**TEXT EXCERPT:**
Now if only Safari could navigate links using the keyboard only like it’s possible in Firefox.  In Firefox you can simply Ctrl + F to do a word search on the page (which is part of a link), when the partial word/link is highlighted, hit Esc to clear the search highlighting and you’re left with a cursor focused link that will respond to an Enter button press with opening the link.  Brilliantly fast, much faster than finding links through the mouse. Somehow we need to generate enough noise so that the Webkit (which is the basis of Safari) developers to take note and build this into the next release of their software. 

Quicksilver from Blacktree Software is a free Mac OS X program loader / launcher / starter. By launcher, I mean, it’s a way to start or run a program on your computer without using the mouse or trackpad. By setting up your favorites within Firefox or Safari or Camino in a certain way, you can make it extra easy and extremely fast to open your most visited sites.

Why would this be interesting or useful? Why wouldn’t I just click on the site’s bookmark or favorites entry and load the website that way?

Because moving the mouse pointer over the Bookmarks menu and clicking through various Bookmarked sites folders to find the name of the site you want to load is simply slow.

With Quicksilver for Mac, if you know the name of the site you want to visit, you can load it almost instantaneously, not with telepathy, but it feels like it.

This is how it works (full setup instructions for Quicksilver are below):

  1. Add a favorite to your browser’s bookmarks toolbar (the bookmarks that you see near the top of your browser on a toolbar), but name it like an acronym. Example: GMail? Name this favorite “G”. Google Finance? Make this favorite “GF”.

**PARTS OF THE EXERCISE:**
1) Reproduce everything in the Quicksilver text from "Because moving the" down to "feels like it.", swapping "mouse pointer" for "trackpad pointer".
2) Give as a numbered list everything in the records from the line containing "volume-bar (320, 707, 325, 709)" down to the line containing "candle-body (1143, 366, 1147, 380)", including both, and leave out blank lines.

Records from a data source
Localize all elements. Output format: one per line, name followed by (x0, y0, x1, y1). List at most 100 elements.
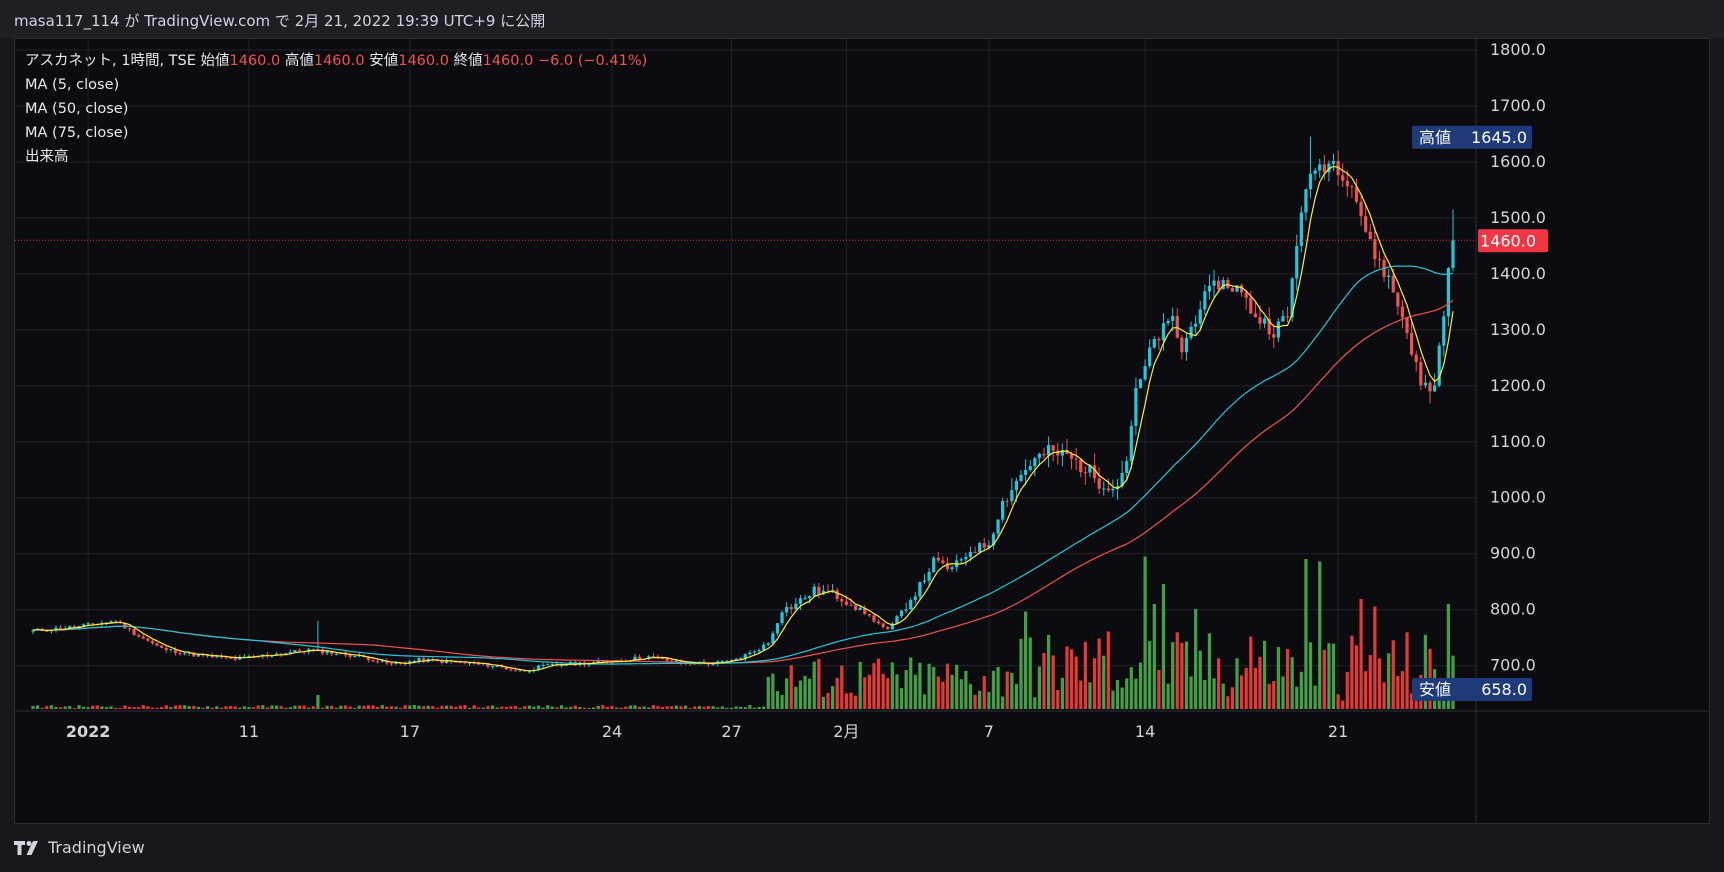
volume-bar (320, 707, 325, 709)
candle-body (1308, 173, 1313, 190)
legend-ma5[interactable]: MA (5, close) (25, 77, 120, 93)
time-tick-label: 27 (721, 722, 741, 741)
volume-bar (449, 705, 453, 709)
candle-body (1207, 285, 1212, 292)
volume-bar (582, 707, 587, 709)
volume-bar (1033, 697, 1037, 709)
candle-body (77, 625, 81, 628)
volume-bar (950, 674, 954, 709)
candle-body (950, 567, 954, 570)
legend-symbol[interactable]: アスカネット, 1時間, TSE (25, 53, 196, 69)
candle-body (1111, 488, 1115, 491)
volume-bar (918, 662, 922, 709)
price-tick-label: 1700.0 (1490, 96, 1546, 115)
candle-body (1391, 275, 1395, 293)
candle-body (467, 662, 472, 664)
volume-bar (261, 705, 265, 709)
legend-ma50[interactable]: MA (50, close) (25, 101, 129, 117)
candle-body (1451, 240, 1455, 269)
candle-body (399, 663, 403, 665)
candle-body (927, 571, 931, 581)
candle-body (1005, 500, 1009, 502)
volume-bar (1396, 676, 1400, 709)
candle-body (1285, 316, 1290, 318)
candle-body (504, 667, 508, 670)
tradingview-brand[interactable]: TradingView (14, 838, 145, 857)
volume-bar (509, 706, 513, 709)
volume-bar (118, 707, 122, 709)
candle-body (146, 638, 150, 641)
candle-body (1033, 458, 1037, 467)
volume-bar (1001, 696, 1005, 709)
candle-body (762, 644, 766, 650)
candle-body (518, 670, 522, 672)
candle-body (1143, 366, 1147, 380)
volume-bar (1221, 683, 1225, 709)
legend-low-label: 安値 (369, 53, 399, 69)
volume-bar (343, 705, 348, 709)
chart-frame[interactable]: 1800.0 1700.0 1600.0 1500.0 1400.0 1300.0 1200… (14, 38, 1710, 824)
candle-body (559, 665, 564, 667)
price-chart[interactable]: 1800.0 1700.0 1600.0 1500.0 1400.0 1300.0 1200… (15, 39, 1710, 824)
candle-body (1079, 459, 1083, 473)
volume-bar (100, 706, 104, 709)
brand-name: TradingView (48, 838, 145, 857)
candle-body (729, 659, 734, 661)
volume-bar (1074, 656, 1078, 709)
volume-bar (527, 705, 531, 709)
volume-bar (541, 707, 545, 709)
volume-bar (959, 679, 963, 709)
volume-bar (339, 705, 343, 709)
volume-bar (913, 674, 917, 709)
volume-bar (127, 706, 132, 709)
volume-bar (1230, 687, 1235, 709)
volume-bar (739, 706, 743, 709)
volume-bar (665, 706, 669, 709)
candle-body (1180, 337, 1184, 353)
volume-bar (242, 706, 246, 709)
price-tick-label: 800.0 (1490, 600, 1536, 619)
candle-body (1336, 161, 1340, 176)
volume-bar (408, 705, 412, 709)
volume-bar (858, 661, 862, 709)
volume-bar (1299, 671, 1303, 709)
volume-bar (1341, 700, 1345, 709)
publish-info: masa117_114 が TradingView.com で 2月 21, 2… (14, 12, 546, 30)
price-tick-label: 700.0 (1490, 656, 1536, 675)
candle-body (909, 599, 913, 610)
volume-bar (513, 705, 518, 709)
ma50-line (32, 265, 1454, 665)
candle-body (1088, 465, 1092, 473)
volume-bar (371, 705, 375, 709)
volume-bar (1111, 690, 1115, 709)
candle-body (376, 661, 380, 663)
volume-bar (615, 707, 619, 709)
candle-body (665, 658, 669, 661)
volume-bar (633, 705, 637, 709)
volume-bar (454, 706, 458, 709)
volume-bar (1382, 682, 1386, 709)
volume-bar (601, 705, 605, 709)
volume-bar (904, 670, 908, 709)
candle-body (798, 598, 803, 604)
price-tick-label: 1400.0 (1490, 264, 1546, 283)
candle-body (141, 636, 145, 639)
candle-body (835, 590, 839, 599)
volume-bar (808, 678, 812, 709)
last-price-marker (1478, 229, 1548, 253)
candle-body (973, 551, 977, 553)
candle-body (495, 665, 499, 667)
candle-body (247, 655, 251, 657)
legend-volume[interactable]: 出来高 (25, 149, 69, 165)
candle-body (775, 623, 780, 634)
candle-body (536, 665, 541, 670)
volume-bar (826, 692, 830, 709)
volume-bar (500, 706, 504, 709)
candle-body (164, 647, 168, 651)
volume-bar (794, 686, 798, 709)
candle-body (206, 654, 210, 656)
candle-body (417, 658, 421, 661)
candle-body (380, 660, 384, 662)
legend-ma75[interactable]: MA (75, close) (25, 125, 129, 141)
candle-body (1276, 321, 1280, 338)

**RESPONSES TO THE EXERCISE:**
1)
Because moving the trackpad pointer over the Bookmarks menu and clicking through various Bookmarked sites folders to find the name of the site you want to load is simply slow.

With Quicksilver for Mac, if you know the name of the site you want to visit, you can load it almost instantaneously, not with telepathy, but it feels like it.

2)
1. volume-bar (320, 707, 325, 709)
2. candle-body (1308, 173, 1313, 190)
3. legend-ma5[interactable]: MA (5, close) (25, 77, 120, 93)
4. time-tick-label: 27 (721, 722, 741, 741)
5. volume-bar (449, 705, 453, 709)
6. candle-body (1207, 285, 1212, 292)
7. volume-bar (582, 707, 587, 709)
8. volume-bar (1033, 697, 1037, 709)
9. candle-body (77, 625, 81, 628)
10. volume-bar (950, 674, 954, 709)
11. candle-body (950, 567, 954, 570)
12. legend-symbol[interactable]: アスカネット, 1時間, TSE (25, 53, 196, 69)
13. candle-body (1111, 488, 1115, 491)
14. volume-bar (918, 662, 922, 709)
15. price-tick-label: 1700.0 (1490, 96, 1546, 115)
16. candle-body (1391, 275, 1395, 293)
17. candle-body (467, 662, 472, 664)
18. volume-bar (261, 705, 265, 709)
19. legend-ma50[interactable]: MA (50, close) (25, 101, 129, 117)
20. candle-body (1451, 240, 1455, 269)
21. candle-body (399, 663, 403, 665)
22. candle-body (927, 571, 931, 581)
23. candle-body (1005, 500, 1009, 502)
24. volume-bar (1396, 676, 1400, 709)
25. candle-body (1285, 316, 1290, 318)
26. candle-body (504, 667, 508, 670)
27. tradingview-brand[interactable]: TradingView (14, 838, 145, 857)
28. volume-bar (509, 706, 513, 709)
29. volume-bar (118, 707, 122, 709)
30. candle-body (146, 638, 150, 641)
31. candle-body (1033, 458, 1037, 467)
32. volume-bar (1001, 696, 1005, 709)
33. candle-body (762, 644, 766, 650)
34. candle-body (518, 670, 522, 672)
35. candle-body (1143, 366, 1147, 380)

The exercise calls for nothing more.